>> Start MATERIAL SHOWN

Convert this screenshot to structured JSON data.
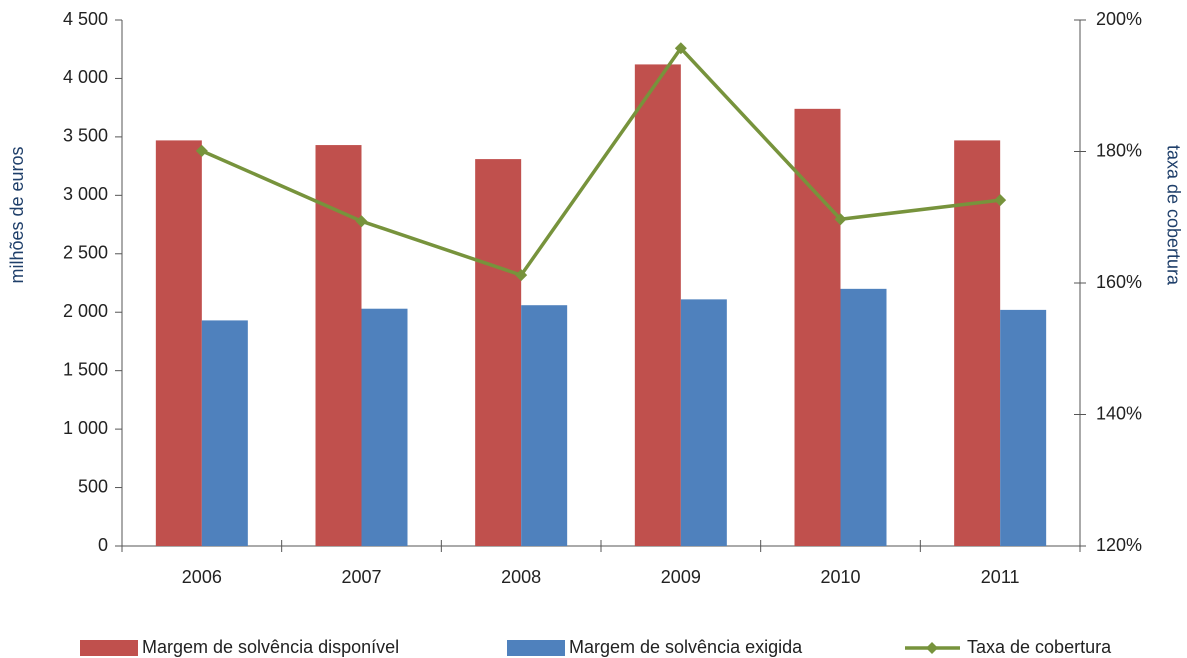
{
  "chart_data": {
    "type": "bar",
    "categories": [
      "2006",
      "2007",
      "2008",
      "2009",
      "2010",
      "2011"
    ],
    "series": [
      {
        "name": "Margem de solvência disponível",
        "color": "#c0504d",
        "type": "bar",
        "values": [
          3470,
          3430,
          3310,
          4120,
          3740,
          3470
        ]
      },
      {
        "name": "Margem de solvência exigida",
        "color": "#4f81bd",
        "type": "bar",
        "values": [
          1930,
          2030,
          2060,
          2110,
          2200,
          2020
        ]
      },
      {
        "name": "Taxa de cobertura",
        "color": "#77933c",
        "type": "line",
        "axis": "y2",
        "values": [
          180.1,
          169.4,
          161.2,
          195.7,
          169.7,
          172.6
        ]
      }
    ],
    "ylabel": "milhões de euros",
    "y2label": "taxa de cobertura",
    "ylim": [
      0,
      4500
    ],
    "yticks": [
      0,
      500,
      {
        "value": 1000,
        "label": "1 000"
      },
      {
        "value": 1500,
        "label": "1 500"
      },
      {
        "value": 2000,
        "label": "2 000"
      },
      {
        "value": 2500,
        "label": "2 500"
      },
      {
        "value": 3000,
        "label": "3 000"
      },
      {
        "value": 3500,
        "label": "3 500"
      },
      {
        "value": 4000,
        "label": "4 000"
      },
      {
        "value": 4500,
        "label": "4 500"
      }
    ],
    "y2lim": [
      120,
      200
    ],
    "y2ticks": [
      {
        "value": 120,
        "label": "120%"
      },
      {
        "value": 140,
        "label": "140%"
      },
      {
        "value": 160,
        "label": "160%"
      },
      {
        "value": 180,
        "label": "180%"
      },
      {
        "value": 200,
        "label": "200%"
      }
    ],
    "legend": "bottom",
    "grid": false
  }
}
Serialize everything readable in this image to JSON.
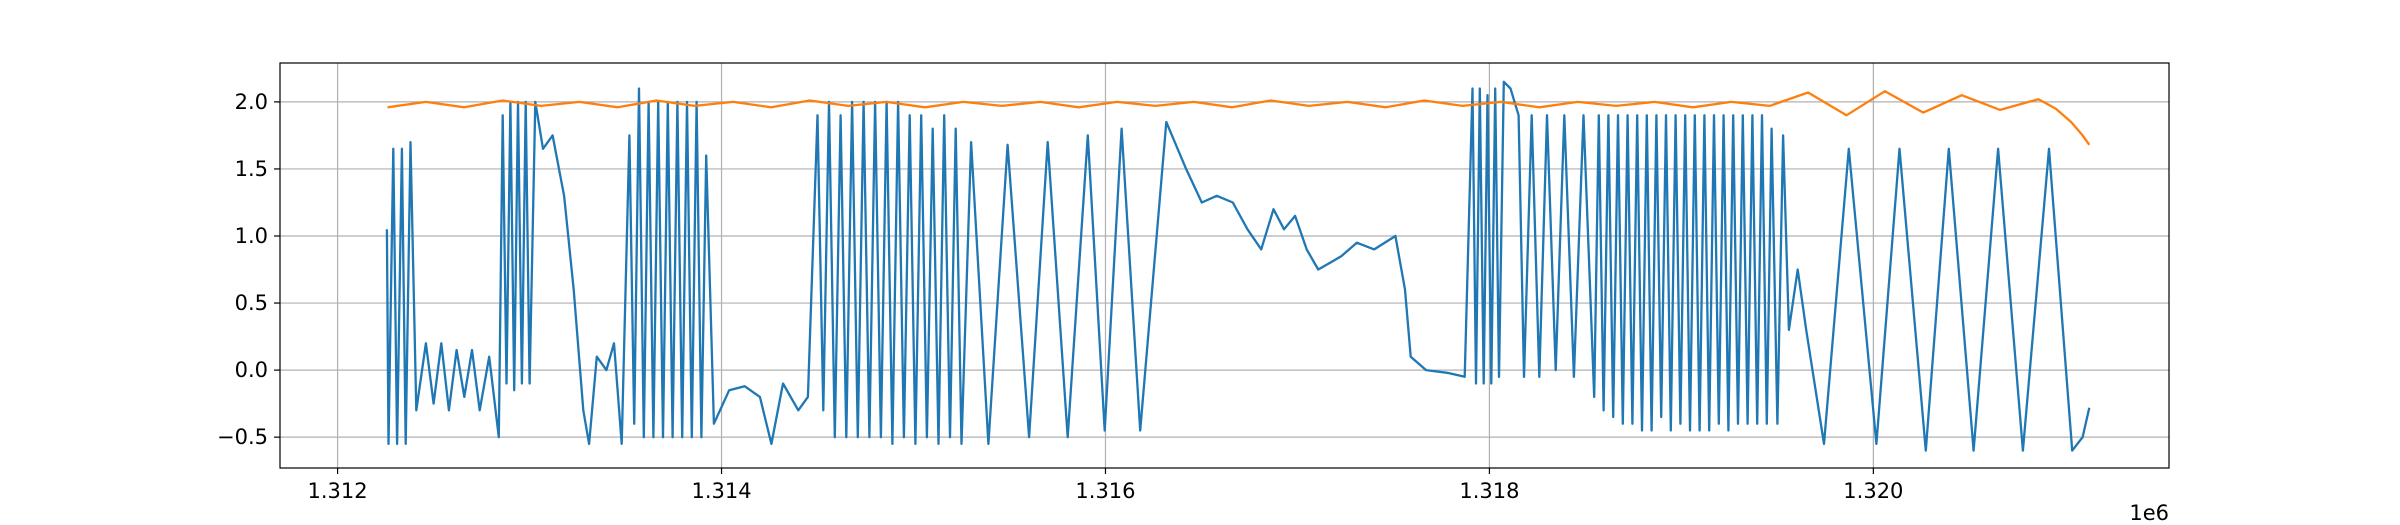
{
  "chart_data": {
    "type": "line",
    "x_offset_text": "1e6",
    "xlim": [
      1311700,
      1321540
    ],
    "ylim": [
      -0.73,
      2.29
    ],
    "xticks": [
      {
        "value": 1312000,
        "label": "1.312"
      },
      {
        "value": 1314000,
        "label": "1.314"
      },
      {
        "value": 1316000,
        "label": "1.316"
      },
      {
        "value": 1318000,
        "label": "1.318"
      },
      {
        "value": 1320000,
        "label": "1.320"
      }
    ],
    "yticks": [
      {
        "value": -0.5,
        "label": "−0.5"
      },
      {
        "value": 0,
        "label": "0.0"
      },
      {
        "value": 0.5,
        "label": "0.5"
      },
      {
        "value": 1,
        "label": "1.0"
      },
      {
        "value": 1.5,
        "label": "1.5"
      },
      {
        "value": 2,
        "label": "2.0"
      }
    ],
    "grid": true,
    "series": [
      {
        "color": "#1f77b4",
        "x": [
          1312257,
          1312265,
          1312290,
          1312310,
          1312335,
          1312355,
          1312380,
          1312410,
          1312460,
          1312500,
          1312540,
          1312580,
          1312620,
          1312660,
          1312700,
          1312740,
          1312790,
          1312840,
          1312860,
          1312880,
          1312900,
          1312920,
          1312940,
          1312960,
          1312980,
          1313000,
          1313030,
          1313070,
          1313120,
          1313180,
          1313230,
          1313280,
          1313310,
          1313350,
          1313400,
          1313440,
          1313480,
          1313520,
          1313545,
          1313570,
          1313595,
          1313620,
          1313645,
          1313670,
          1313695,
          1313720,
          1313745,
          1313770,
          1313795,
          1313820,
          1313845,
          1313870,
          1313895,
          1313920,
          1313960,
          1314040,
          1314120,
          1314200,
          1314260,
          1314320,
          1314400,
          1314450,
          1314500,
          1314530,
          1314560,
          1314590,
          1314620,
          1314650,
          1314680,
          1314710,
          1314740,
          1314770,
          1314800,
          1314830,
          1314860,
          1314890,
          1314920,
          1314950,
          1314980,
          1315010,
          1315040,
          1315070,
          1315100,
          1315130,
          1315160,
          1315190,
          1315220,
          1315250,
          1315300,
          1315390,
          1315490,
          1315602,
          1315699,
          1315803,
          1315908,
          1315996,
          1316084,
          1316181,
          1316317,
          1316420,
          1316502,
          1316580,
          1316663,
          1316740,
          1316811,
          1316875,
          1316930,
          1316988,
          1317048,
          1317108,
          1317170,
          1317229,
          1317309,
          1317400,
          1317510,
          1317560,
          1317590,
          1317670,
          1317780,
          1317871,
          1317912,
          1317930,
          1317950,
          1317970,
          1317990,
          1318010,
          1318030,
          1318050,
          1318075,
          1318110,
          1318152,
          1318180,
          1318220,
          1318260,
          1318300,
          1318345,
          1318390,
          1318440,
          1318490,
          1318546,
          1318570,
          1318595,
          1318620,
          1318645,
          1318670,
          1318695,
          1318720,
          1318745,
          1318770,
          1318795,
          1318820,
          1318845,
          1318870,
          1318895,
          1318920,
          1318945,
          1318970,
          1318995,
          1319020,
          1319045,
          1319070,
          1319095,
          1319120,
          1319145,
          1319170,
          1319195,
          1319220,
          1319245,
          1319270,
          1319295,
          1319320,
          1319345,
          1319370,
          1319395,
          1319420,
          1319445,
          1319470,
          1319500,
          1319530,
          1319560,
          1319606,
          1319650,
          1319743,
          1319872,
          1320016,
          1320136,
          1320273,
          1320393,
          1320522,
          1320650,
          1320779,
          1320915,
          1321036,
          1321090,
          1321125
        ],
        "values": [
          1.05,
          -0.55,
          1.65,
          -0.55,
          1.65,
          -0.55,
          1.7,
          -0.3,
          0.2,
          -0.25,
          0.2,
          -0.3,
          0.15,
          -0.2,
          0.15,
          -0.3,
          0.1,
          -0.5,
          1.9,
          -0.1,
          2.0,
          -0.15,
          2.0,
          -0.1,
          2.0,
          -0.1,
          2.0,
          1.65,
          1.75,
          1.3,
          0.6,
          -0.3,
          -0.55,
          0.1,
          0.0,
          0.2,
          -0.55,
          1.75,
          -0.4,
          2.1,
          -0.5,
          2.0,
          -0.5,
          2.0,
          -0.5,
          2.0,
          -0.5,
          2.0,
          -0.5,
          2.0,
          -0.5,
          2.0,
          -0.5,
          1.6,
          -0.4,
          -0.15,
          -0.12,
          -0.2,
          -0.55,
          -0.1,
          -0.3,
          -0.2,
          1.9,
          -0.3,
          2.0,
          -0.5,
          1.9,
          -0.5,
          2.0,
          -0.5,
          2.0,
          -0.5,
          2.0,
          -0.5,
          2.0,
          -0.55,
          2.0,
          -0.5,
          1.9,
          -0.55,
          1.9,
          -0.5,
          1.8,
          -0.55,
          1.9,
          -0.5,
          1.8,
          -0.55,
          1.7,
          -0.55,
          1.68,
          -0.5,
          1.7,
          -0.5,
          1.75,
          -0.45,
          1.8,
          -0.45,
          1.85,
          1.5,
          1.25,
          1.3,
          1.25,
          1.05,
          0.9,
          1.2,
          1.05,
          1.15,
          0.9,
          0.75,
          0.8,
          0.85,
          0.95,
          0.9,
          1.0,
          0.6,
          0.1,
          0.0,
          -0.02,
          -0.05,
          2.1,
          -0.1,
          2.1,
          -0.1,
          2.05,
          -0.1,
          2.1,
          -0.05,
          2.15,
          2.1,
          1.9,
          -0.05,
          1.9,
          -0.05,
          1.9,
          0.0,
          1.9,
          -0.05,
          1.9,
          -0.2,
          1.9,
          -0.3,
          1.9,
          -0.35,
          1.9,
          -0.4,
          1.9,
          -0.4,
          1.9,
          -0.45,
          1.9,
          -0.45,
          1.9,
          -0.35,
          1.9,
          -0.45,
          1.9,
          -0.4,
          1.9,
          -0.45,
          1.9,
          -0.45,
          1.9,
          -0.45,
          1.9,
          -0.4,
          1.9,
          -0.45,
          1.9,
          -0.4,
          1.9,
          -0.4,
          1.9,
          -0.4,
          1.9,
          -0.4,
          1.8,
          -0.4,
          1.75,
          0.3,
          0.75,
          0.3,
          -0.55,
          1.65,
          -0.55,
          1.65,
          -0.6,
          1.65,
          -0.6,
          1.65,
          -0.6,
          1.65,
          -0.6,
          -0.5,
          -0.28
        ]
      },
      {
        "color": "#ff7f0e",
        "x": [
          1312260,
          1312460,
          1312660,
          1312860,
          1313060,
          1313260,
          1313460,
          1313660,
          1313860,
          1314060,
          1314260,
          1314460,
          1314660,
          1314860,
          1315060,
          1315260,
          1315460,
          1315660,
          1315860,
          1316060,
          1316260,
          1316460,
          1316660,
          1316860,
          1317060,
          1317260,
          1317460,
          1317660,
          1317860,
          1318060,
          1318260,
          1318460,
          1318660,
          1318860,
          1319060,
          1319260,
          1319460,
          1319660,
          1319860,
          1320060,
          1320260,
          1320460,
          1320660,
          1320860,
          1320950,
          1321030,
          1321090,
          1321125
        ],
        "values": [
          1.96,
          2.0,
          1.96,
          2.01,
          1.97,
          2.0,
          1.96,
          2.01,
          1.97,
          2.0,
          1.96,
          2.01,
          1.97,
          2.0,
          1.96,
          2.0,
          1.97,
          2.0,
          1.96,
          2.0,
          1.97,
          2.0,
          1.96,
          2.01,
          1.97,
          2.0,
          1.96,
          2.01,
          1.97,
          2.0,
          1.96,
          2.0,
          1.97,
          2.0,
          1.96,
          2.0,
          1.97,
          2.07,
          1.9,
          2.08,
          1.92,
          2.05,
          1.94,
          2.02,
          1.95,
          1.85,
          1.75,
          1.68
        ]
      }
    ]
  }
}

>> End MATERIAL SHOWN

-- INSTRUCTIONS FOR THE TASK --
Using the entries above, state how many lines include the word "Margem", with no other words.

-- COMPLETED EXERCISE --
2